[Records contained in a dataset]
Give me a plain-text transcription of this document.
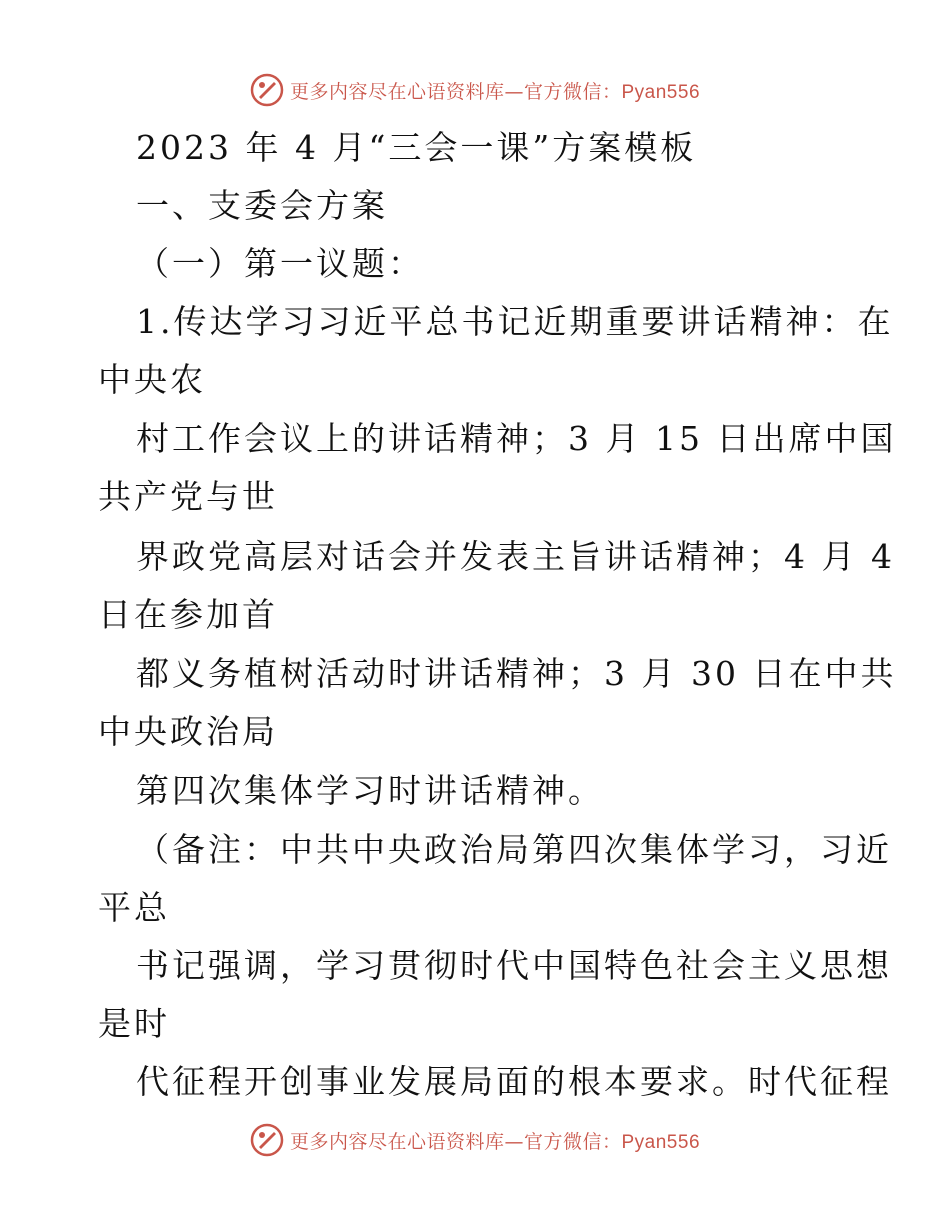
更多内容尽在心语资料库—官方微信：Pyan556
2023 年 4 月“三会一课”方案模板
一、支委会方案
（一）第一议题：
1.传达学习习近平总书记近期重要讲话精神：在
中央农
村工作会议上的讲话精神；3 月 15 日出席中国
共产党与世
界政党高层对话会并发表主旨讲话精神；4 月 4
日在参加首
都义务植树活动时讲话精神；3 月 30 日在中共
中央政治局
第四次集体学习时讲话精神。
（备注：中共中央政治局第四次集体学习，习近
平总
书记强调，学习贯彻时代中国特色社会主义思想
是时
代征程开创事业发展局面的根本要求。时代征程
更多内容尽在心语资料库—官方微信：Pyan556
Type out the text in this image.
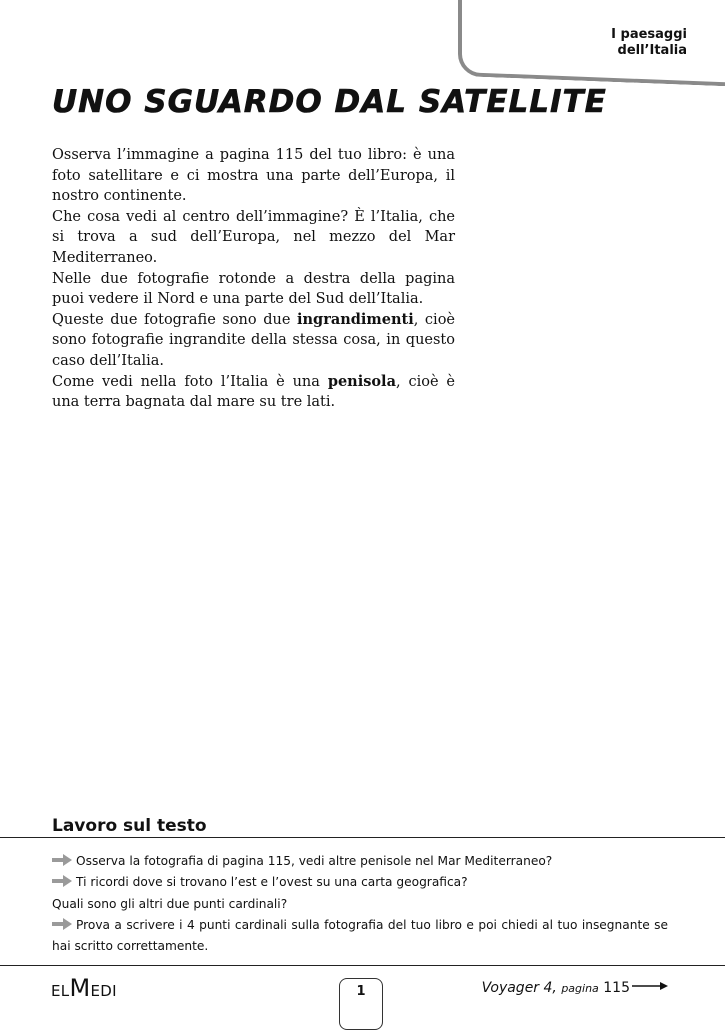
I paesaggi
dell’Italia
UNO SGUARDO DAL SATELLITE

Osserva l’immagine a pagina 115 del tuo libro: è una foto satellitare e ci mostra una parte dell’Europa, il nostro continente.

Che cosa vedi al centro dell’immagine? È l’Italia, che si trova a sud dell’Europa, nel mezzo del Mar Mediterraneo.

Nelle due fotografie rotonde a destra della pagina puoi vedere il Nord e una parte del Sud dell’Italia.

Queste due fotografie sono due ingrandimenti, cioè sono fotografie ingrandite della stessa cosa, in questo caso dell’Italia.

Come vedi nella foto l’Italia è una penisola, cioè è una terra bagnata dal mare su tre lati.

Lavoro sul testo

Osserva la fotografia di pagina 115, vedi altre penisole nel Mar Mediterraneo?

Ti ricordi dove si trovano l’est e l’ovest su una carta geografica?

Quali sono gli altri due punti cardinali?

Prova a scrivere i 4 punti cardinali sulla fotografia del tuo libro e poi chiedi al tuo insegnante se hai scritto correttamente.

ELMEDI	1	Voyager 4, pagina 115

- _Written instruction_: List each line holding the string "Europa".

- _Response to this exercise_:
Osserva l’immagine a pagina 115 del tuo libro: è una foto satellitare e ci mostra una parte dell’Europa, il nostro continente.
Che cosa vedi al centro dell’immagine? È l’Italia, che si trova a sud dell’Europa, nel mezzo del Mar Mediterraneo.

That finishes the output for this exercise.